** Page **
#####

On 28/02/2023 10.03, Michael S. Tsirkin wrote:
On Tue, Feb 28, 2023 at 08:59:52AM +0000, Daniel P. Berrangé wrote:
> On Tue, Feb 28, 2023 at 03:19:20AM -0500, Michael S. Tsirkin wrote:
>> On Tue, Feb 28, 2023 at 08:49:09AM +0100, Thomas Huth wrote:
>>> On 27/02/2023 21.12, Michael S. Tsirkin wrote:
>>>> On Mon, Feb 27, 2023 at 11:50:07AM +0000, Daniel P. Berrangé wrote:
>>>>> I feel like we should have separate deprecation entries for the
>>>>> i686 host support, and for qemu-system-i386 emulator binary, as
>>>>> although they're related they are independant features with
>>>>> differing impact. eg removing qemu-system-i386 affects all
>>>>> host architectures, not merely 32-bit x86 host, so I think we
>>>>> can explain the impact more clearly if we separate them.
>>>>
>>>> Removing qemu-system-i386 seems ok to me - I think qemu-system-x86_64 is
>>>> a superset.
>>>>
>>>> Removing support for building on 32 bit systems seems like a pity -
it's
>>>> one of a small number of ways to run 64 bit binaries on 32 bit systems,
>>>> and the maintainance overhead is quite small.

#####

** Provided data **
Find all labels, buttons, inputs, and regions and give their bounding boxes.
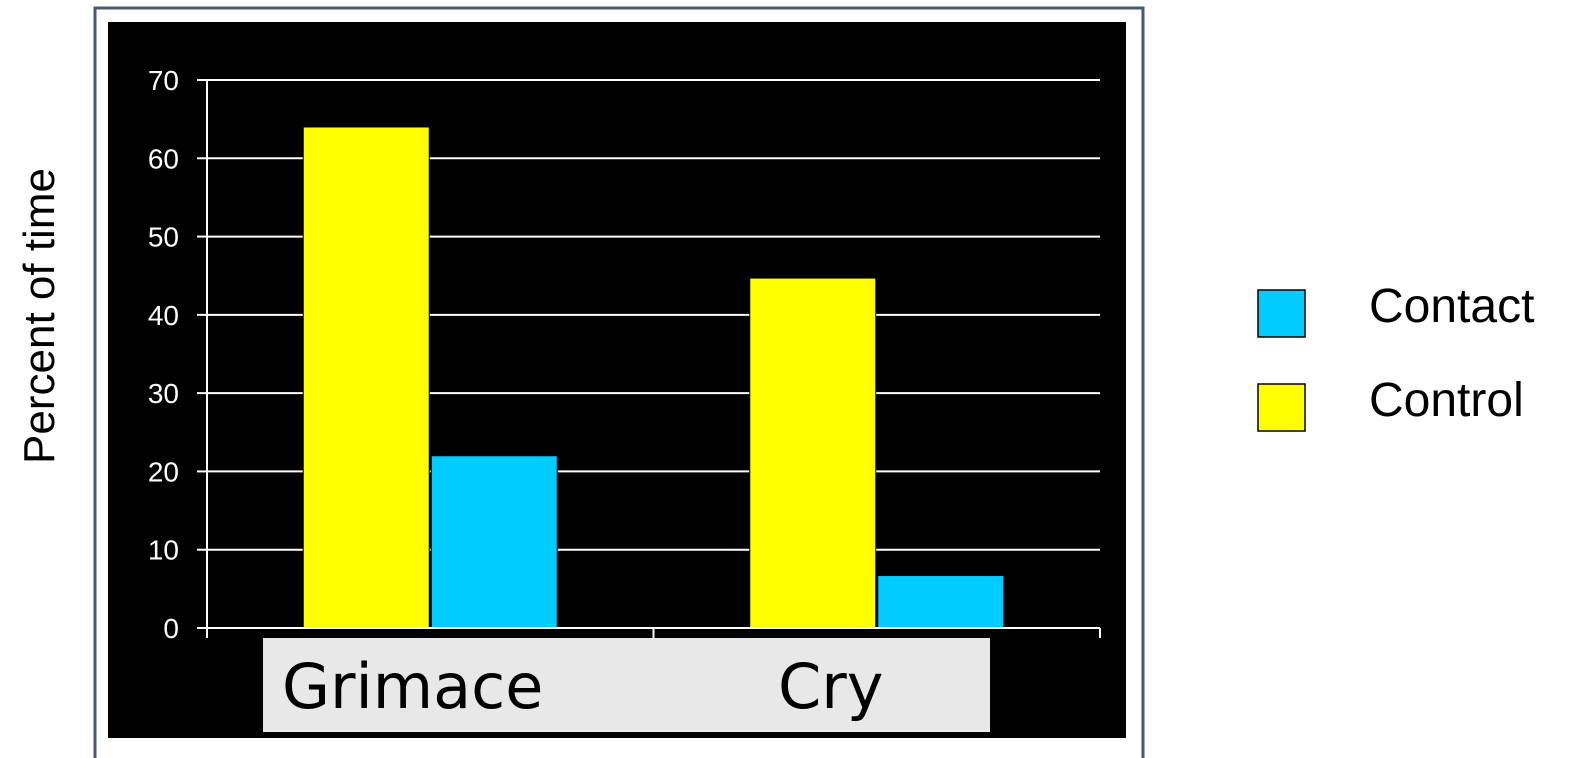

#####

** To-do list **
(a) Rewrite the paragraph of the QEMU deprecation thread that begins "I feel like we should have separate deprecation entries" as a shorter list, keeping its main points.
(b) Continue the QEMU deprecation thread from its last line.

** Results **
(a)
- There should be separate deprecation entries for i686 host support and for the qemu-system-i386 emulator binary.
- The two are related but independent features with differing impact.
- Removing qemu-system-i386 affects all host architectures, not only 32-bit x86 hosts.
- Separating the entries would let the impact be explained more clearly.

(b)
>>>
>>> Note: We're talking about 32-bit *x86* hosts here. Do you really think
that
>>> someone is still using QEMU usermode emulation
>>> to run 64-bit binaries on a 32-bit x86 host?? ... If so, I'd be very
surprised!
>>
>> I don't know - why x86 specifically? One can build a 32 bit binary on any
host.
>> I think 32 bit x86 environments are just more common in the cloud.
>
> Can you point to anything that backs up that assertion. Clouds I've
> seen always give you a 64-bit environment, and many OS no longer
> even ship 32-bit installable media.
Sorry about being unclear. I meant that it seems easier to run CI in the
cloud in a 32 bit x64 environment than get a 32 bit ARM environment.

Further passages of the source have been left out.